= AIM =
Repeat each record below exactly as given.

= DATA PROVIDED =
━━━━━━━━━━━━━━━━━━━━

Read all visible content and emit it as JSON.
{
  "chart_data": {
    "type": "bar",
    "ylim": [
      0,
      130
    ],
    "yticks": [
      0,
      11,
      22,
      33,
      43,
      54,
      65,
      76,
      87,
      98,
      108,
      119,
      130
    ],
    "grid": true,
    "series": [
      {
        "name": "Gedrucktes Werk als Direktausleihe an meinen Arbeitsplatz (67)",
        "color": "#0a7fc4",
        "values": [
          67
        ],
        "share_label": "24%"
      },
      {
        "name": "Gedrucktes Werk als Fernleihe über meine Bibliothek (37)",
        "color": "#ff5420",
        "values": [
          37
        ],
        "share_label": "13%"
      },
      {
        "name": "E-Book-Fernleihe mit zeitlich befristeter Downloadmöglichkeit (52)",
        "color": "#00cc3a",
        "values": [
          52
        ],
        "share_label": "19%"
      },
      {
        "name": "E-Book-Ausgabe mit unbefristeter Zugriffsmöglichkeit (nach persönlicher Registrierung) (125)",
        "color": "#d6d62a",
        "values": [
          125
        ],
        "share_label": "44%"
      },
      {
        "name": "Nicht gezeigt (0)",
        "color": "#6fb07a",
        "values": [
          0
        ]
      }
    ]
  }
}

━━━━━━━━━━━━━━━━━━━━

= TASK SOLUTION =
Read all visible content and emit it as JSON.
{
  "chart_data": {
    "type": "bar",
    "ylim": [
      0,
      130
    ],
    "yticks": [
      0,
      11,
      22,
      33,
      43,
      54,
      65,
      76,
      87,
      98,
      108,
      119,
      130
    ],
    "grid": true,
    "series": [
      {
        "name": "Gedrucktes Werk als Direktausleihe an meinen Arbeitsplatz (67)",
        "color": "#0a7fc4",
        "values": [
          67
        ],
        "share_label": "24%"
      },
      {
        "name": "Gedrucktes Werk als Fernleihe über meine Bibliothek (37)",
        "color": "#ff5420",
        "values": [
          37
        ],
        "share_label": "13%"
      },
      {
        "name": "E-Book-Fernleihe mit zeitlich befristeter Downloadmöglichkeit (52)",
        "color": "#00cc3a",
        "values": [
          52
        ],
        "share_label": "19%"
      },
      {
        "name": "E-Book-Ausgabe mit unbefristeter Zugriffsmöglichkeit (nach persönlicher Registrierung) (125)",
        "color": "#d6d62a",
        "values": [
          125
        ],
        "share_label": "44%"
      },
      {
        "name": "Nicht gezeigt (0)",
        "color": "#6fb07a",
        "values": [
          0
        ]
      }
    ]
  }
}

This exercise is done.